[begin Data provided]

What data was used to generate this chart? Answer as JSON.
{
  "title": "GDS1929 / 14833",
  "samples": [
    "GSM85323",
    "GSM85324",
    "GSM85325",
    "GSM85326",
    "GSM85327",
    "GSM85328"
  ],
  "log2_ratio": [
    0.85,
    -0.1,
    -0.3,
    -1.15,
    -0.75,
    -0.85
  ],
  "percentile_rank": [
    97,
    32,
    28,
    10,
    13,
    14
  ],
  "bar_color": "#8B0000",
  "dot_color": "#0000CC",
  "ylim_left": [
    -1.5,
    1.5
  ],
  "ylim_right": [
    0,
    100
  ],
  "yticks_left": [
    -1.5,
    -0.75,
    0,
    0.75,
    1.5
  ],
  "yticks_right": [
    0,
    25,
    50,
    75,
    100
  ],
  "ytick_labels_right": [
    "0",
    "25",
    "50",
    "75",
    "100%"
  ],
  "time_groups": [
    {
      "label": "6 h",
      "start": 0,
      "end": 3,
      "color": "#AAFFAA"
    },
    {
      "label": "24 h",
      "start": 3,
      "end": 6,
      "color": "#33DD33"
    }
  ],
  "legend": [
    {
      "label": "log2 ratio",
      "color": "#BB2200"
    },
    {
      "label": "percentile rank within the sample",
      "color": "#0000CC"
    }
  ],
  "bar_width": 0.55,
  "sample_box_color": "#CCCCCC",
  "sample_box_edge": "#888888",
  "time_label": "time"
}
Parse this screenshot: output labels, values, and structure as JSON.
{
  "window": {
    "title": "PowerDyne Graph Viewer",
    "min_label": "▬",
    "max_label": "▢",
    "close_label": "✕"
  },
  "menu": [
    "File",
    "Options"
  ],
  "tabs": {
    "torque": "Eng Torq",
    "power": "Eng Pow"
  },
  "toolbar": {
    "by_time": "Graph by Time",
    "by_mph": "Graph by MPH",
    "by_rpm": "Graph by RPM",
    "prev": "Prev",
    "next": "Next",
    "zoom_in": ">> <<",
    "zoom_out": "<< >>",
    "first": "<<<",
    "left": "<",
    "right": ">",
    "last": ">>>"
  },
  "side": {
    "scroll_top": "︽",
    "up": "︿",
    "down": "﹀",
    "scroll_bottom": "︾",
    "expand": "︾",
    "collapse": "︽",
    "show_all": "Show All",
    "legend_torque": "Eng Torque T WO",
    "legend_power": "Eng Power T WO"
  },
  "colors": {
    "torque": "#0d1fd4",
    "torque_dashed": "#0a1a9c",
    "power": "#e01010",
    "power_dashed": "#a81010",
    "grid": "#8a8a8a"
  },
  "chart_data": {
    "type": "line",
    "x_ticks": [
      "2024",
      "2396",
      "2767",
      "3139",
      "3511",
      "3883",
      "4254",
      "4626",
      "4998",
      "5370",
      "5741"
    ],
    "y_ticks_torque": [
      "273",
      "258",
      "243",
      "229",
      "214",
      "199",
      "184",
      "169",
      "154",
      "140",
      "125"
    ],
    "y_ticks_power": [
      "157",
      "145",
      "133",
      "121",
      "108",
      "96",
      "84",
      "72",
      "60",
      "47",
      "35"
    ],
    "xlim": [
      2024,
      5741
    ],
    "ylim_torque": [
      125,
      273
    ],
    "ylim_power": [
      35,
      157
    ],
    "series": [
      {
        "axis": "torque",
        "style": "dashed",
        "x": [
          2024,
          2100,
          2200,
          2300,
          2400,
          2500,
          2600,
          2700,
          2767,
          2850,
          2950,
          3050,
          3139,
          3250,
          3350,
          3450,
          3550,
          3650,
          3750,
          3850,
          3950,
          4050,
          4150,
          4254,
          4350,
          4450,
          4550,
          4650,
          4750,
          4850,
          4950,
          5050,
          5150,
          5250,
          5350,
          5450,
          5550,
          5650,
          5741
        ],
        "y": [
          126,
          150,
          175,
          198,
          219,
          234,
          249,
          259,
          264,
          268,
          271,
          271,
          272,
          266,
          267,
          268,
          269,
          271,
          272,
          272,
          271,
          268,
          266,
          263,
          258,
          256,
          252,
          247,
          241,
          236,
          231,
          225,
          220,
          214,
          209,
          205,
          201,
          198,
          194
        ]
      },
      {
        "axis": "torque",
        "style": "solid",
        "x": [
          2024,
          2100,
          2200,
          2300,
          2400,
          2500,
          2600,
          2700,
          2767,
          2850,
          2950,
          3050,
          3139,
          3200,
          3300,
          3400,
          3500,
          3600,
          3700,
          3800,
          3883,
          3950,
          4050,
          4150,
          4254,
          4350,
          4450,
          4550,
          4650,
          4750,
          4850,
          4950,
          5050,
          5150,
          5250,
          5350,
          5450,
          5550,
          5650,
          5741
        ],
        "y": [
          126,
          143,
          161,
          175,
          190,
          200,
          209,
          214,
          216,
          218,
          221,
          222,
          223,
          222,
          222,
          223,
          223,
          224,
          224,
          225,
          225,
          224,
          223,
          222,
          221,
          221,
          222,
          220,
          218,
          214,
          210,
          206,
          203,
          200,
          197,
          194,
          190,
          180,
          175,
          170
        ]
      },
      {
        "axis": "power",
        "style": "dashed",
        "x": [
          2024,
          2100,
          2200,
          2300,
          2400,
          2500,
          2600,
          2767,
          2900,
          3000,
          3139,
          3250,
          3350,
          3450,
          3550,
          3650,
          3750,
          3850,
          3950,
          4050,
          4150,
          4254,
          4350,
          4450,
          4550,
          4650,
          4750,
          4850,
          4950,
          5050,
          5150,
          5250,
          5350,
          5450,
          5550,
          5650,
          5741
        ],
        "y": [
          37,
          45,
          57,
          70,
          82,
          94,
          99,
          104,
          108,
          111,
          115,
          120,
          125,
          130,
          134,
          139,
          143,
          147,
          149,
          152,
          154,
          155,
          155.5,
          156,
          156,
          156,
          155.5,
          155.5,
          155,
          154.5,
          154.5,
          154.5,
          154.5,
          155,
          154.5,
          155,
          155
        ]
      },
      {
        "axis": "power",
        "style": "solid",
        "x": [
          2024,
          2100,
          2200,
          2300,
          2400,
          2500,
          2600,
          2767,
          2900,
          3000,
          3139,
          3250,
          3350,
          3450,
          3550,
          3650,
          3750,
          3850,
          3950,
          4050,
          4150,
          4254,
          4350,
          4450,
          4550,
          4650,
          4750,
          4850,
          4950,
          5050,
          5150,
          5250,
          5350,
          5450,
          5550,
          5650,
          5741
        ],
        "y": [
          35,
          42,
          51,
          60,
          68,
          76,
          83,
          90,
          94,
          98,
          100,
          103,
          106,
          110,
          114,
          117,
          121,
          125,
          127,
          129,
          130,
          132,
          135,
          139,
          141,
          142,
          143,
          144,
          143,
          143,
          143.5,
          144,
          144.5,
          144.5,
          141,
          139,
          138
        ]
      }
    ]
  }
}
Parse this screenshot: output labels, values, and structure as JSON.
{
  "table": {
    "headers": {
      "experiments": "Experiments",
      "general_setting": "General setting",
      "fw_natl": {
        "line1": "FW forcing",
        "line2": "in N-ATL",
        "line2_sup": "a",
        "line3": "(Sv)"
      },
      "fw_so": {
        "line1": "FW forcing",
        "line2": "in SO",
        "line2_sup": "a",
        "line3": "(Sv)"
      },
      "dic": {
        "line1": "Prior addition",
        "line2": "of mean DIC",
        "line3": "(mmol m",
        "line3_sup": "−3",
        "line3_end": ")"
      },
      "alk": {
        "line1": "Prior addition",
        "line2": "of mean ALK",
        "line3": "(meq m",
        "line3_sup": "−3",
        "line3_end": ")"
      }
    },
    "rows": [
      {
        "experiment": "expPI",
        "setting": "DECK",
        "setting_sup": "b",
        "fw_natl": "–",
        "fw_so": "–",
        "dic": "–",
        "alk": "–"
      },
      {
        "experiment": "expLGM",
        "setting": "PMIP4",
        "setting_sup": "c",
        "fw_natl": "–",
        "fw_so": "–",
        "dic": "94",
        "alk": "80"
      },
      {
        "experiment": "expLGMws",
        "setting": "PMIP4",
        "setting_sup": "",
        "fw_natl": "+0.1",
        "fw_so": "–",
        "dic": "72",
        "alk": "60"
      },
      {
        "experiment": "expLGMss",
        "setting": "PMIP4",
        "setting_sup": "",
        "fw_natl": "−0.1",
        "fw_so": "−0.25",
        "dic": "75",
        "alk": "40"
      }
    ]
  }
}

[end Data provided]

Task brief: Pull out every line above that holds the word "Graph".

Correct response:
    "title": "PowerDyne Graph Viewer",
    "by_time": "Graph by Time",
    "by_mph": "Graph by MPH",
    "by_rpm": "Graph by RPM",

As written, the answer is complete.